▶ [Prompt]:
Repeat the material in full. Keep every line exactly as it is.

▶ [Data for this exercise]:
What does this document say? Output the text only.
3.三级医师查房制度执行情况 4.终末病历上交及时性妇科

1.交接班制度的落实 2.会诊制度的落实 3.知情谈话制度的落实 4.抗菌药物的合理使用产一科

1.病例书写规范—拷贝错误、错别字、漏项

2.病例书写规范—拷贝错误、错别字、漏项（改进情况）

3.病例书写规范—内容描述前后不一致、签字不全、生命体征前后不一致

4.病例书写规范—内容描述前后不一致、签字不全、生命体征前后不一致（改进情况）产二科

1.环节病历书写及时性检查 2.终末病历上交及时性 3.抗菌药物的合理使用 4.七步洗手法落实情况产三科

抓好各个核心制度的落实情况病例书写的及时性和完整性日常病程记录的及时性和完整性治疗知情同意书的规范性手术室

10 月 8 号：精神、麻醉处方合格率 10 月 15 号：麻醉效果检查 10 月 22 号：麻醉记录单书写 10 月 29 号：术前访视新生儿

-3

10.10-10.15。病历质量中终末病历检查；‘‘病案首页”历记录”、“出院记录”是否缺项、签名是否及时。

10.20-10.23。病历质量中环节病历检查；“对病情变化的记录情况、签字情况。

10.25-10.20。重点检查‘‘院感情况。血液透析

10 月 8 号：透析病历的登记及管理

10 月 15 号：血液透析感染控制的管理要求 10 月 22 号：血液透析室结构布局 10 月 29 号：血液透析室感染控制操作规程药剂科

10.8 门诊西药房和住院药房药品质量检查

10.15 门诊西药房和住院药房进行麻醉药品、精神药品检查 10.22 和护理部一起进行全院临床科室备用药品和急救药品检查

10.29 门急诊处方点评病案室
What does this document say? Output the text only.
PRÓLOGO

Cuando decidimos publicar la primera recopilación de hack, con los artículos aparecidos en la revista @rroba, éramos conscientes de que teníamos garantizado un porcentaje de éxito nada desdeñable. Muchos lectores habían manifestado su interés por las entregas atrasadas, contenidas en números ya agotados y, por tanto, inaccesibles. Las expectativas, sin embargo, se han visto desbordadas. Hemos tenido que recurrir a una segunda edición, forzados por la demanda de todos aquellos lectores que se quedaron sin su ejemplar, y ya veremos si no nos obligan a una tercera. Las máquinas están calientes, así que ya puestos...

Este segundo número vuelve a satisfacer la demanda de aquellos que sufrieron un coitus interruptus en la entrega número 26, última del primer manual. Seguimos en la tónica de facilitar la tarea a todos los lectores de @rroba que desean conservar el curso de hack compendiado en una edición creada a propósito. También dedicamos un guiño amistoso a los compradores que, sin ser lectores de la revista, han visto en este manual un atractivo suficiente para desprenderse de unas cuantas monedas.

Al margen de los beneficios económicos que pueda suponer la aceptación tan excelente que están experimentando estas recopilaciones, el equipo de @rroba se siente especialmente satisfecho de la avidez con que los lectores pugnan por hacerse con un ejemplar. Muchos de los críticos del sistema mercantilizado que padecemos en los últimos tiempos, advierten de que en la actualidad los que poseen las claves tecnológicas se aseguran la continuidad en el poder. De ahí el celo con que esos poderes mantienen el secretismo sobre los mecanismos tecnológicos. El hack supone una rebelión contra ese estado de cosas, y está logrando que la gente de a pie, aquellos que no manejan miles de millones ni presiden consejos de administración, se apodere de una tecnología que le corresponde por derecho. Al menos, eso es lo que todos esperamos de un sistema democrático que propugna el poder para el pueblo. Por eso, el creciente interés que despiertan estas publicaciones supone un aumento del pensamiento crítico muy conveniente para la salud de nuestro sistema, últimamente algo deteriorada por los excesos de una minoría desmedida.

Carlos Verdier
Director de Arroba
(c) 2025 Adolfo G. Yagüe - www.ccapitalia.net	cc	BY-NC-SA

▶ [Task result]:
What does this document say? Output the text only.
3.三级医师查房制度执行情况 4.终末病历上交及时性妇科

1.交接班制度的落实 2.会诊制度的落实 3.知情谈话制度的落实 4.抗菌药物的合理使用产一科

1.病例书写规范—拷贝错误、错别字、漏项

2.病例书写规范—拷贝错误、错别字、漏项（改进情况）

3.病例书写规范—内容描述前后不一致、签字不全、生命体征前后不一致

4.病例书写规范—内容描述前后不一致、签字不全、生命体征前后不一致（改进情况）产二科

1.环节病历书写及时性检查 2.终末病历上交及时性 3.抗菌药物的合理使用 4.七步洗手法落实情况产三科

抓好各个核心制度的落实情况病例书写的及时性和完整性日常病程记录的及时性和完整性治疗知情同意书的规范性手术室

10 月 8 号：精神、麻醉处方合格率 10 月 15 号：麻醉效果检查 10 月 22 号：麻醉记录单书写 10 月 29 号：术前访视新生儿

-3

10.10-10.15。病历质量中终末病历检查；‘‘病案首页”历记录”、“出院记录”是否缺项、签名是否及时。

10.20-10.23。病历质量中环节病历检查；“对病情变化的记录情况、签字情况。

10.25-10.20。重点检查‘‘院感情况。血液透析

10 月 8 号：透析病历的登记及管理

10 月 15 号：血液透析感染控制的管理要求 10 月 22 号：血液透析室结构布局 10 月 29 号：血液透析室感染控制操作规程药剂科

10.8 门诊西药房和住院药房药品质量检查

10.15 门诊西药房和住院药房进行麻醉药品、精神药品检查 10.22 和护理部一起进行全院临床科室备用药品和急救药品检查

10.29 门急诊处方点评病案室
What does this document say? Output the text only.
PRÓLOGO

Cuando decidimos publicar la primera recopilación de hack, con los artículos aparecidos en la revista @rroba, éramos conscientes de que teníamos garantizado un porcentaje de éxito nada desdeñable. Muchos lectores habían manifestado su interés por las entregas atrasadas, contenidas en números ya agotados y, por tanto, inaccesibles. Las expectativas, sin embargo, se han visto desbordadas. Hemos tenido que recurrir a una segunda edición, forzados por la demanda de todos aquellos lectores que se quedaron sin su ejemplar, y ya veremos si no nos obligan a una tercera. Las máquinas están calientes, así que ya puestos...

Este segundo número vuelve a satisfacer la demanda de aquellos que sufrieron un coitus interruptus en la entrega número 26, última del primer manual. Seguimos en la tónica de facilitar la tarea a todos los lectores de @rroba que desean conservar el curso de hack compendiado en una edición creada a propósito. También dedicamos un guiño amistoso a los compradores que, sin ser lectores de la revista, han visto en este manual un atractivo suficiente para desprenderse de unas cuantas monedas.

Al margen de los beneficios económicos que pueda suponer la aceptación tan excelente que están experimentando estas recopilaciones, el equipo de @rroba se siente especialmente satisfecho de la avidez con que los lectores pugnan por hacerse con un ejemplar. Muchos de los críticos del sistema mercantilizado que padecemos en los últimos tiempos, advierten de que en la actualidad los que poseen las claves tecnológicas se aseguran la continuidad en el poder. De ahí el celo con que esos poderes mantienen el secretismo sobre los mecanismos tecnológicos. El hack supone una rebelión contra ese estado de cosas, y está logrando que la gente de a pie, aquellos que no manejan miles de millones ni presiden consejos de administración, se apodere de una tecnología que le corresponde por derecho. Al menos, eso es lo que todos esperamos de un sistema democrático que propugna el poder para el pueblo. Por eso, el creciente interés que despiertan estas publicaciones supone un aumento del pensamiento crítico muy conveniente para la salud de nuestro sistema, últimamente algo deteriorada por los excesos de una minoría desmedida.

Carlos Verdier
Director de Arroba
(c) 2025 Adolfo G. Yagüe - www.ccapitalia.net	cc	BY-NC-SA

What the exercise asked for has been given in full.